(Saved entries)
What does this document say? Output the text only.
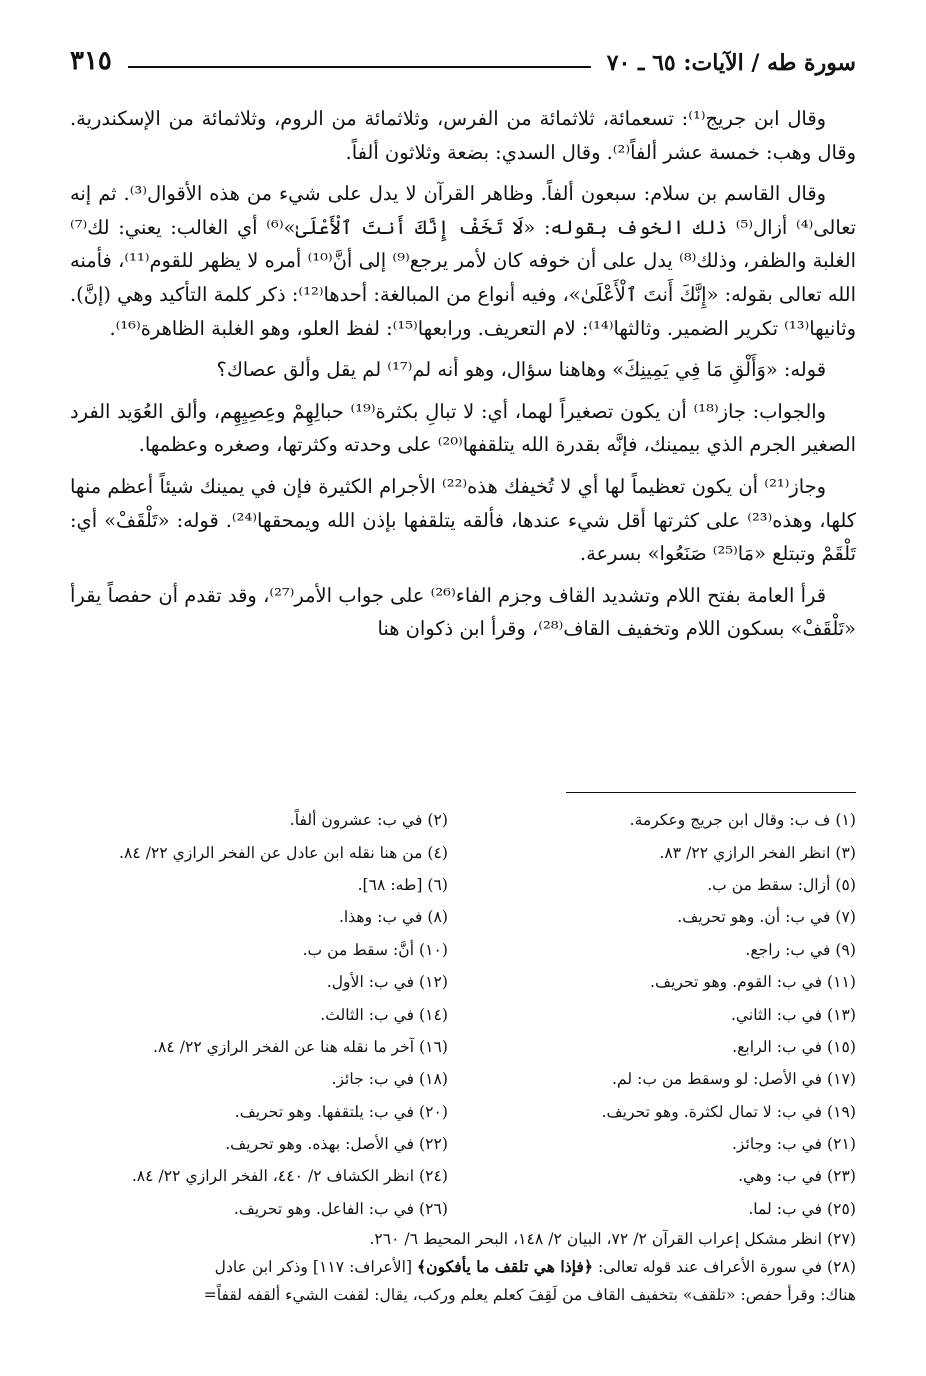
سورة طه / الآيات: ٦٥ ـ ٧٠
٣١٥

وقال ابن جريج⁽¹⁾: تسعمائة، ثلاثمائة من الفرس، وثلاثمائة من الروم، وثلاثمائة من الإسكندرية. وقال وهب: خمسة عشر ألفاً⁽²⁾. وقال السدي: بضعة وثلاثون ألفاً.

وقال القاسم بن سلام: سبعون ألفاً. وظاهر القرآن لا يدل على شيء من هذه الأقوال⁽³⁾. ثم إنه تعالى⁽⁴⁾ أزال⁽⁵⁾ ذلك الخوف بقوله: «لَا تَخَفْ إِنَّكَ أَنتَ ٱلْأَعْلَىٰ»⁽⁶⁾ أي الغالب: يعني: لك⁽⁷⁾ الغلبة والظفر، وذلك⁽⁸⁾ يدل على أن خوفه كان لأمر يرجع⁽⁹⁾ إلى أنَّ⁽¹⁰⁾ أمره لا يظهر للقوم⁽¹¹⁾، فأمنه الله تعالى بقوله: «إِنَّكَ أَنتَ ٱلْأَعْلَىٰ»، وفيه أنواع من المبالغة: أحدها⁽¹²⁾: ذكر كلمة التأكيد وهي (إنَّ). وثانيها⁽¹³⁾ تكرير الضمير. وثالثها⁽¹⁴⁾: لام التعريف. ورابعها⁽¹⁵⁾: لفظ العلو، وهو الغلبة الظاهرة⁽¹⁶⁾.

قوله: «وَأَلْقِ مَا فِي يَمِينِكَ» وهاهنا سؤال، وهو أنه لم⁽¹⁷⁾ لم يقل وألق عصاك؟

والجواب: جاز⁽¹⁸⁾ أن يكون تصغيراً لهما، أي: لا تبالِ بكثرة⁽¹⁹⁾ حبالِهِمْ وعِصِيِهِم، وألق العُوَيد الفرد الصغير الجرم الذي بيمينك، فإنَّه بقدرة الله يتلقفها⁽²⁰⁾ على وحدته وكثرتها، وصغره وعظمها.

وجاز⁽²¹⁾ أن يكون تعظيماً لها أي لا تُخيفك هذه⁽²²⁾ الأجرام الكثيرة فإن في يمينك شيئاً أعظم منها كلها، وهذه⁽²³⁾ على كثرتها أقل شيء عندها، فألقه يتلقفها بإذن الله ويمحقها⁽²⁴⁾. قوله: «تَلْقَفْ» أي: تَلْقَمْ وتبتلع «مَا⁽²⁵⁾ صَنَعُوا» بسرعة.

قرأ العامة بفتح اللام وتشديد القاف وجزم الفاء⁽²⁶⁾ على جواب الأمر⁽²⁷⁾، وقد تقدم أن حفصاً يقرأ «تَلْقَفْ» بسكون اللام وتخفيف القاف⁽²⁸⁾، وقرأ ابن ذكوان هنا

(١) ف ب: وقال ابن جريج وعكرمة.
(٢) في ب: عشرون ألفاً.
(٣) انظر الفخر الرازي ٢٢/ ٨٣.
(٤) من هنا نقله ابن عادل عن الفخر الرازي ٢٢/ ٨٤.
(٥) أزال: سقط من ب.
(٦) [طه: ٦٨].
(٧) في ب: أن. وهو تحريف.
(٨) في ب: وهذا.
(٩) في ب: راجع.
(١٠) أنَّ: سقط من ب.
(١١) في ب: القوم. وهو تحريف.
(١٢) في ب: الأول.
(١٣) في ب: الثاني.
(١٤) في ب: الثالث.
(١٥) في ب: الرابع.
(١٦) آخر ما نقله هنا عن الفخر الرازي ٢٢/ ٨٤.
(١٧) في الأصل: لو وسقط من ب: لم.
(١٨) في ب: جائز.
(١٩) في ب: لا تمال لكثرة. وهو تحريف.
(٢٠) في ب: يلتقفها. وهو تحريف.
(٢١) في ب: وجائز.
(٢٢) في الأصل: بهذه. وهو تحريف.
(٢٣) في ب: وهي.
(٢٤) انظر الكشاف ٢/ ٤٤٠، الفخر الرازي ٢٢/ ٨٤.
(٢٥) في ب: لما.
(٢٦) في ب: الفاعل. وهو تحريف.
(٢٧) انظر مشكل إعراب القرآن ٢/ ٧٢، البيان ٢/ ١٤٨، البحر المحيط ٦/ ٢٦٠.
(٢٨) في سورة الأعراف عند قوله تعالى: ﴿فإذا هي تلقف ما يأفكون﴾ [الأعراف: ١١٧] وذكر ابن عادل
هناك: وقرأ حفص: «تلقف» بتخفيف القاف من لَقِفَ كعلم يعلم وركب، يقال: لقفت الشيء ألقفه لقفاً=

**EXERCISE BRIEF**
Exclude all images and restate the records above word for word.

**TASK ANSWER**
What does this document say? Output the text only.
سورة طه / الآيات: ٦٥ ـ ٧٠
٣١٥

وقال ابن جريج⁽¹⁾: تسعمائة، ثلاثمائة من الفرس، وثلاثمائة من الروم، وثلاثمائة من الإسكندرية. وقال وهب: خمسة عشر ألفاً⁽²⁾. وقال السدي: بضعة وثلاثون ألفاً.

وقال القاسم بن سلام: سبعون ألفاً. وظاهر القرآن لا يدل على شيء من هذه الأقوال⁽³⁾. ثم إنه تعالى⁽⁴⁾ أزال⁽⁵⁾ ذلك الخوف بقوله: «لَا تَخَفْ إِنَّكَ أَنتَ ٱلْأَعْلَىٰ»⁽⁶⁾ أي الغالب: يعني: لك⁽⁷⁾ الغلبة والظفر، وذلك⁽⁸⁾ يدل على أن خوفه كان لأمر يرجع⁽⁹⁾ إلى أنَّ⁽¹⁰⁾ أمره لا يظهر للقوم⁽¹¹⁾، فأمنه الله تعالى بقوله: «إِنَّكَ أَنتَ ٱلْأَعْلَىٰ»، وفيه أنواع من المبالغة: أحدها⁽¹²⁾: ذكر كلمة التأكيد وهي (إنَّ). وثانيها⁽¹³⁾ تكرير الضمير. وثالثها⁽¹⁴⁾: لام التعريف. ورابعها⁽¹⁵⁾: لفظ العلو، وهو الغلبة الظاهرة⁽¹⁶⁾.

قوله: «وَأَلْقِ مَا فِي يَمِينِكَ» وهاهنا سؤال، وهو أنه لم⁽¹⁷⁾ لم يقل وألق عصاك؟

والجواب: جاز⁽¹⁸⁾ أن يكون تصغيراً لهما، أي: لا تبالِ بكثرة⁽¹⁹⁾ حبالِهِمْ وعِصِيِهِم، وألق العُوَيد الفرد الصغير الجرم الذي بيمينك، فإنَّه بقدرة الله يتلقفها⁽²⁰⁾ على وحدته وكثرتها، وصغره وعظمها.

وجاز⁽²¹⁾ أن يكون تعظيماً لها أي لا تُخيفك هذه⁽²²⁾ الأجرام الكثيرة فإن في يمينك شيئاً أعظم منها كلها، وهذه⁽²³⁾ على كثرتها أقل شيء عندها، فألقه يتلقفها بإذن الله ويمحقها⁽²⁴⁾. قوله: «تَلْقَفْ» أي: تَلْقَمْ وتبتلع «مَا⁽²⁵⁾ صَنَعُوا» بسرعة.

قرأ العامة بفتح اللام وتشديد القاف وجزم الفاء⁽²⁶⁾ على جواب الأمر⁽²⁷⁾، وقد تقدم أن حفصاً يقرأ «تَلْقَفْ» بسكون اللام وتخفيف القاف⁽²⁸⁾، وقرأ ابن ذكوان هنا

(١) ف ب: وقال ابن جريج وعكرمة.
(٢) في ب: عشرون ألفاً.
(٣) انظر الفخر الرازي ٢٢/ ٨٣.
(٤) من هنا نقله ابن عادل عن الفخر الرازي ٢٢/ ٨٤.
(٥) أزال: سقط من ب.
(٦) [طه: ٦٨].
(٧) في ب: أن. وهو تحريف.
(٨) في ب: وهذا.
(٩) في ب: راجع.
(١٠) أنَّ: سقط من ب.
(١١) في ب: القوم. وهو تحريف.
(١٢) في ب: الأول.
(١٣) في ب: الثاني.
(١٤) في ب: الثالث.
(١٥) في ب: الرابع.
(١٦) آخر ما نقله هنا عن الفخر الرازي ٢٢/ ٨٤.
(١٧) في الأصل: لو وسقط من ب: لم.
(١٨) في ب: جائز.
(١٩) في ب: لا تمال لكثرة. وهو تحريف.
(٢٠) في ب: يلتقفها. وهو تحريف.
(٢١) في ب: وجائز.
(٢٢) في الأصل: بهذه. وهو تحريف.
(٢٣) في ب: وهي.
(٢٤) انظر الكشاف ٢/ ٤٤٠، الفخر الرازي ٢٢/ ٨٤.
(٢٥) في ب: لما.
(٢٦) في ب: الفاعل. وهو تحريف.
(٢٧) انظر مشكل إعراب القرآن ٢/ ٧٢، البيان ٢/ ١٤٨، البحر المحيط ٦/ ٢٦٠.
(٢٨) في سورة الأعراف عند قوله تعالى: ﴿فإذا هي تلقف ما يأفكون﴾ [الأعراف: ١١٧] وذكر ابن عادل
هناك: وقرأ حفص: «تلقف» بتخفيف القاف من لَقِفَ كعلم يعلم وركب، يقال: لقفت الشيء ألقفه لقفاً=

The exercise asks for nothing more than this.